Rewrite all of the records below, replacing "elements" with "items" everywhere and keeping everything else the same. Omit the pictures from your answer.

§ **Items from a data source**
════════

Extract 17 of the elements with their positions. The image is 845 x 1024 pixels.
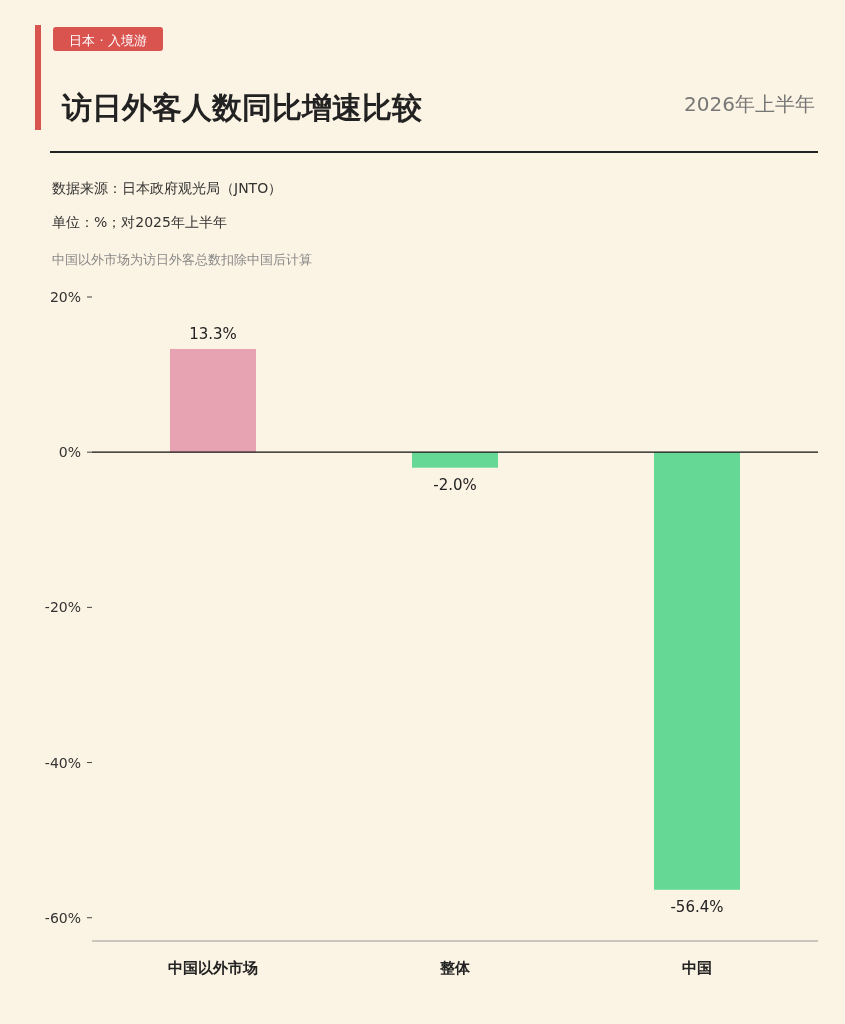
source-note: 数据来源：日本政府观光局（JNTO） [52, 180, 283, 196]
data-label: 13.3% [189, 324, 237, 343]
x-tick-label: 中国 [682, 959, 712, 977]
y-tick-label: 0% [58, 444, 81, 461]
data-label: -2.0% [433, 475, 477, 494]
y-tick-label: -40% [44, 754, 81, 771]
y-tick-label: 20% [49, 289, 81, 305]
text: 日本 · 入境游 [69, 33, 147, 48]
data-label: -56.4% [670, 897, 724, 916]
y-tick-label: -20% [44, 599, 81, 616]
text: 单位：%；对2025年上半年 [52, 214, 227, 230]
x-tick-label: 整体 [439, 959, 471, 977]
text: 中国以外市场为访日外客总数扣除中国后计算 [52, 252, 312, 267]
y-tick-label: -60% [44, 909, 81, 926]
chart-title: 访日外客人数同比增速比较 [61, 90, 423, 125]
chart-subtitle: 2026年上半年 [684, 92, 815, 116]
x-tick-label: 中国以外市场 [168, 959, 258, 977]
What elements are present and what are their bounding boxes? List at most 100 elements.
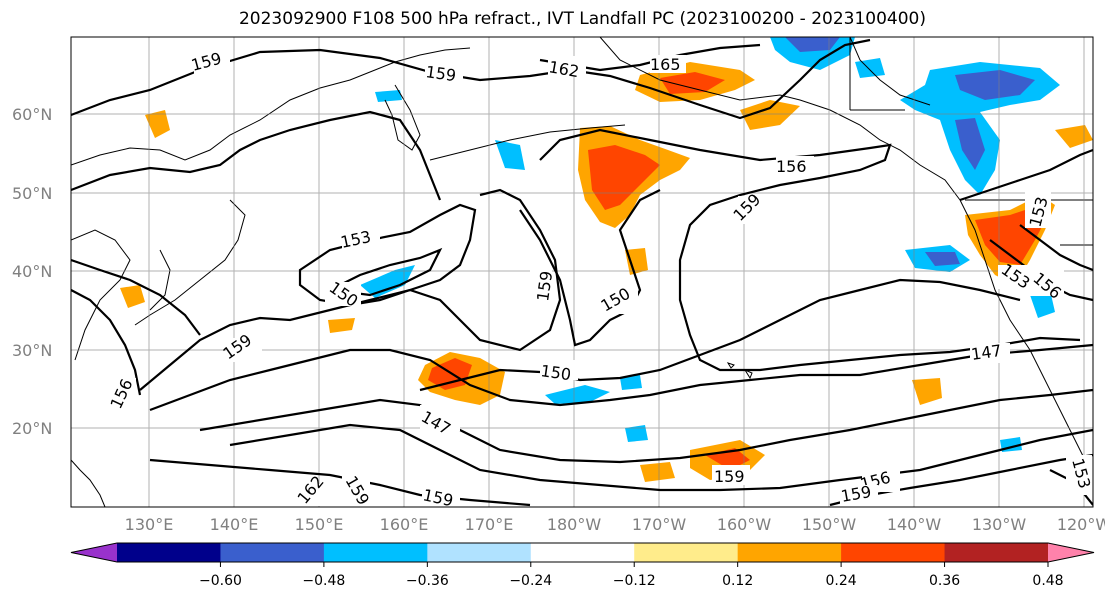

════════

§ **Answer**
Extract 17 of the items with their positions. The image is 845 x 1024 pixels.
source-note: 数据来源：日本政府观光局（JNTO） [52, 180, 283, 196]
data-label: 13.3% [189, 324, 237, 343]
x-tick-label: 中国 [682, 959, 712, 977]
y-tick-label: 0% [58, 444, 81, 461]
data-label: -2.0% [433, 475, 477, 494]
y-tick-label: -40% [44, 754, 81, 771]
y-tick-label: 20% [49, 289, 81, 305]
text: 日本 · 入境游 [69, 33, 147, 48]
data-label: -56.4% [670, 897, 724, 916]
y-tick-label: -20% [44, 599, 81, 616]
text: 单位：%；对2025年上半年 [52, 214, 227, 230]
x-tick-label: 整体 [439, 959, 471, 977]
text: 中国以外市场为访日外客总数扣除中国后计算 [52, 252, 312, 267]
y-tick-label: -60% [44, 909, 81, 926]
chart-title: 访日外客人数同比增速比较 [61, 90, 423, 125]
chart-subtitle: 2026年上半年 [684, 92, 815, 116]
x-tick-label: 中国以外市场 [168, 959, 258, 977]
What items are present and what are their bounding boxes? List at most 100 items.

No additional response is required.